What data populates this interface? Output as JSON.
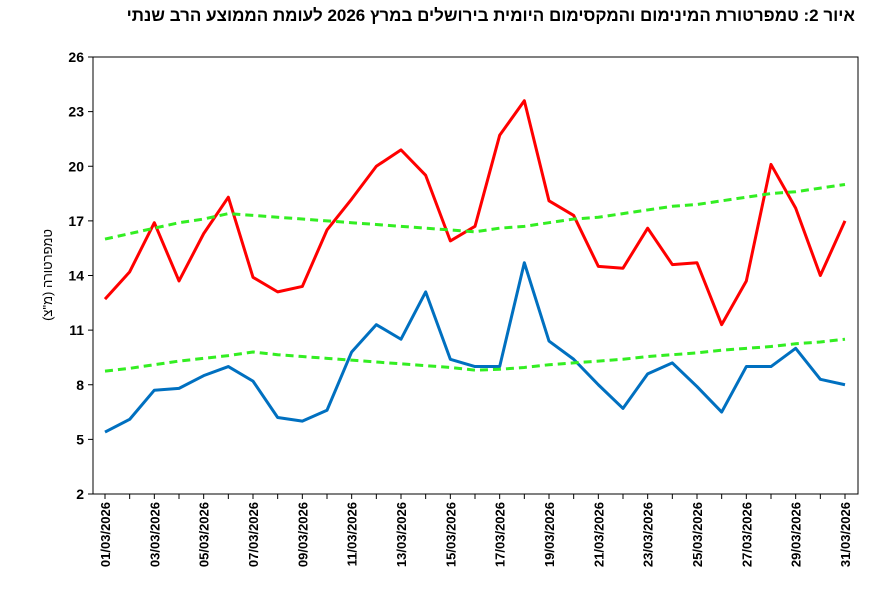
{
  "chart_data": {
    "type": "line",
    "title": "איור 2: טמפרטורת המינימום והמקסימום היומית בירושלים במרץ 2026 לעומת הממוצע הרב שנתי",
    "ylabel": "טמפרטורה (מ\"צ)",
    "xlabel": "",
    "ylim": [
      2,
      26
    ],
    "yticks": [
      2,
      5,
      8,
      11,
      14,
      17,
      20,
      23,
      26
    ],
    "grid": false,
    "x": [
      "01/03/2026",
      "02/03/2026",
      "03/03/2026",
      "04/03/2026",
      "05/03/2026",
      "06/03/2026",
      "07/03/2026",
      "08/03/2026",
      "09/03/2026",
      "10/03/2026",
      "11/03/2026",
      "12/03/2026",
      "13/03/2026",
      "14/03/2026",
      "15/03/2026",
      "16/03/2026",
      "17/03/2026",
      "18/03/2026",
      "19/03/2026",
      "20/03/2026",
      "21/03/2026",
      "22/03/2026",
      "23/03/2026",
      "24/03/2026",
      "25/03/2026",
      "26/03/2026",
      "27/03/2026",
      "28/03/2026",
      "29/03/2026",
      "30/03/2026",
      "31/03/2026"
    ],
    "series": [
      {
        "color": "#ff0000",
        "style": "solid",
        "values": [
          12.7,
          14.2,
          16.9,
          13.7,
          16.3,
          18.3,
          13.9,
          13.1,
          13.4,
          16.5,
          18.2,
          20.0,
          20.9,
          19.5,
          15.9,
          16.7,
          21.7,
          23.6,
          18.1,
          17.3,
          14.5,
          14.4,
          16.6,
          14.6,
          14.7,
          11.3,
          13.7,
          20.1,
          17.7,
          14.0,
          17.0
        ]
      },
      {
        "color": "#0070c0",
        "style": "solid",
        "values": [
          5.4,
          6.1,
          7.7,
          7.8,
          8.5,
          9.0,
          8.2,
          6.2,
          6.0,
          6.6,
          9.8,
          11.3,
          10.5,
          13.1,
          9.4,
          9.0,
          9.0,
          14.7,
          10.4,
          9.4,
          8.0,
          6.7,
          8.6,
          9.2,
          7.9,
          6.5,
          9.0,
          9.0,
          10.0,
          8.3,
          8.0
        ]
      },
      {
        "color": "#33ee22",
        "style": "dashed",
        "values": [
          16.0,
          16.3,
          16.6,
          16.9,
          17.1,
          17.4,
          17.3,
          17.2,
          17.1,
          17.0,
          16.9,
          16.8,
          16.7,
          16.6,
          16.5,
          16.4,
          16.6,
          16.7,
          16.9,
          17.1,
          17.2,
          17.4,
          17.6,
          17.8,
          17.9,
          18.1,
          18.3,
          18.5,
          18.6,
          18.8,
          19.0
        ]
      },
      {
        "color": "#33ee22",
        "style": "dashed",
        "values": [
          8.75,
          8.9,
          9.1,
          9.3,
          9.45,
          9.6,
          9.8,
          9.65,
          9.55,
          9.45,
          9.35,
          9.25,
          9.15,
          9.05,
          8.95,
          8.8,
          8.85,
          8.95,
          9.1,
          9.2,
          9.3,
          9.4,
          9.55,
          9.65,
          9.75,
          9.9,
          10.0,
          10.1,
          10.25,
          10.35,
          10.5
        ]
      }
    ]
  }
}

| WORK TO COMPLETE |
Keep the pictures out and write out the records exactly.

| TASK OUTPUT |
What data populates this interface? Output as JSON.
{
  "chart_data": {
    "type": "line",
    "title": "איור 2: טמפרטורת המינימום והמקסימום היומית בירושלים במרץ 2026 לעומת הממוצע הרב שנתי",
    "ylabel": "טמפרטורה (מ\"צ)",
    "xlabel": "",
    "ylim": [
      2,
      26
    ],
    "yticks": [
      2,
      5,
      8,
      11,
      14,
      17,
      20,
      23,
      26
    ],
    "grid": false,
    "x": [
      "01/03/2026",
      "02/03/2026",
      "03/03/2026",
      "04/03/2026",
      "05/03/2026",
      "06/03/2026",
      "07/03/2026",
      "08/03/2026",
      "09/03/2026",
      "10/03/2026",
      "11/03/2026",
      "12/03/2026",
      "13/03/2026",
      "14/03/2026",
      "15/03/2026",
      "16/03/2026",
      "17/03/2026",
      "18/03/2026",
      "19/03/2026",
      "20/03/2026",
      "21/03/2026",
      "22/03/2026",
      "23/03/2026",
      "24/03/2026",
      "25/03/2026",
      "26/03/2026",
      "27/03/2026",
      "28/03/2026",
      "29/03/2026",
      "30/03/2026",
      "31/03/2026"
    ],
    "series": [
      {
        "color": "#ff0000",
        "style": "solid",
        "values": [
          12.7,
          14.2,
          16.9,
          13.7,
          16.3,
          18.3,
          13.9,
          13.1,
          13.4,
          16.5,
          18.2,
          20.0,
          20.9,
          19.5,
          15.9,
          16.7,
          21.7,
          23.6,
          18.1,
          17.3,
          14.5,
          14.4,
          16.6,
          14.6,
          14.7,
          11.3,
          13.7,
          20.1,
          17.7,
          14.0,
          17.0
        ]
      },
      {
        "color": "#0070c0",
        "style": "solid",
        "values": [
          5.4,
          6.1,
          7.7,
          7.8,
          8.5,
          9.0,
          8.2,
          6.2,
          6.0,
          6.6,
          9.8,
          11.3,
          10.5,
          13.1,
          9.4,
          9.0,
          9.0,
          14.7,
          10.4,
          9.4,
          8.0,
          6.7,
          8.6,
          9.2,
          7.9,
          6.5,
          9.0,
          9.0,
          10.0,
          8.3,
          8.0
        ]
      },
      {
        "color": "#33ee22",
        "style": "dashed",
        "values": [
          16.0,
          16.3,
          16.6,
          16.9,
          17.1,
          17.4,
          17.3,
          17.2,
          17.1,
          17.0,
          16.9,
          16.8,
          16.7,
          16.6,
          16.5,
          16.4,
          16.6,
          16.7,
          16.9,
          17.1,
          17.2,
          17.4,
          17.6,
          17.8,
          17.9,
          18.1,
          18.3,
          18.5,
          18.6,
          18.8,
          19.0
        ]
      },
      {
        "color": "#33ee22",
        "style": "dashed",
        "values": [
          8.75,
          8.9,
          9.1,
          9.3,
          9.45,
          9.6,
          9.8,
          9.65,
          9.55,
          9.45,
          9.35,
          9.25,
          9.15,
          9.05,
          8.95,
          8.8,
          8.85,
          8.95,
          9.1,
          9.2,
          9.3,
          9.4,
          9.55,
          9.65,
          9.75,
          9.9,
          10.0,
          10.1,
          10.25,
          10.35,
          10.5
        ]
      }
    ]
  }
}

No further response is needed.